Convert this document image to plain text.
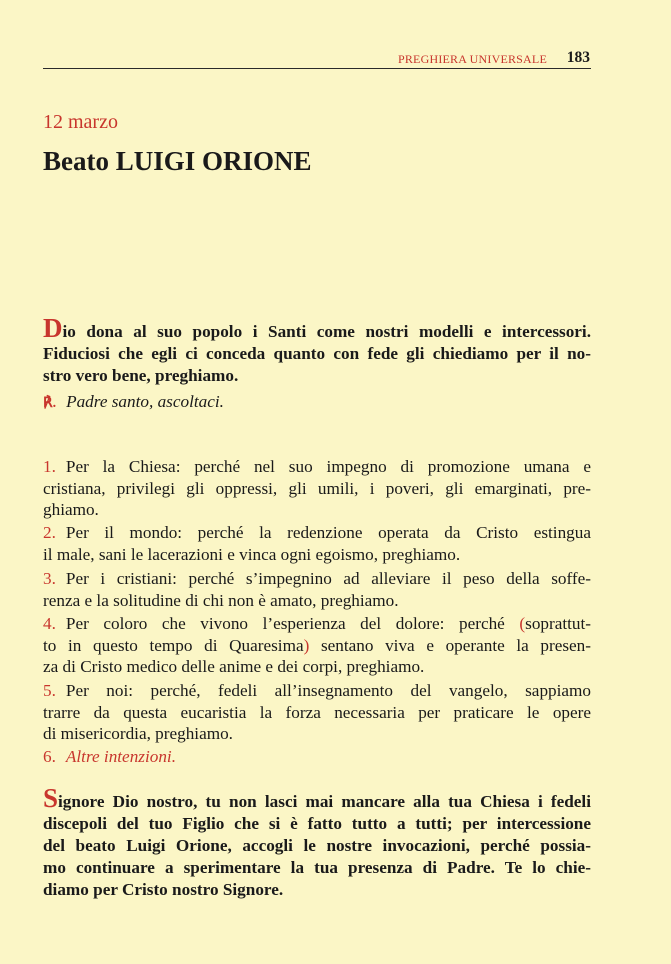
PREGHIERA UNIVERSALE 183
12 marzo
Beato LUIGI ORIONE
Dio dona al suo popolo i Santi come nostri modelli e intercessori.
Fiduciosi che egli ci conceda quanto con fede gli chiediamo per il no-
stro vero bene, preghiamo.
℟. Padre santo, ascoltaci.
1. Per la Chiesa: perché nel suo impegno di promozione umana e
cristiana, privilegi gli oppressi, gli umili, i poveri, gli emarginati, pre-
ghiamo.
2. Per il mondo: perché la redenzione operata da Cristo estingua
il male, sani le lacerazioni e vinca ogni egoismo, preghiamo.
3. Per i cristiani: perché s’impegnino ad alleviare il peso della soffe-
renza e la solitudine di chi non è amato, preghiamo.
4. Per coloro che vivono l’esperienza del dolore: perché (soprattut-
to in questo tempo di Quaresima) sentano viva e operante la presen-
za di Cristo medico delle anime e dei corpi, preghiamo.
5. Per noi: perché, fedeli all’insegnamento del vangelo, sappiamo
trarre da questa eucaristia la forza necessaria per praticare le opere
di misericordia, preghiamo.
6. Altre intenzioni.
Signore Dio nostro, tu non lasci mai mancare alla tua Chiesa i fedeli
discepoli del tuo Figlio che si è fatto tutto a tutti; per intercessione
del beato Luigi Orione, accogli le nostre invocazioni, perché possia-
mo continuare a sperimentare la tua presenza di Padre. Te lo chie-
diamo per Cristo nostro Signore.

:: PROBLEM ::
Locate the word "Padre" in the entries, and copy every line where it is found.

:: ANSWER FOR THE TASK ::
℟. Padre santo, ascoltaci.
mo continuare a sperimentare la tua presenza di Padre. Te lo chie-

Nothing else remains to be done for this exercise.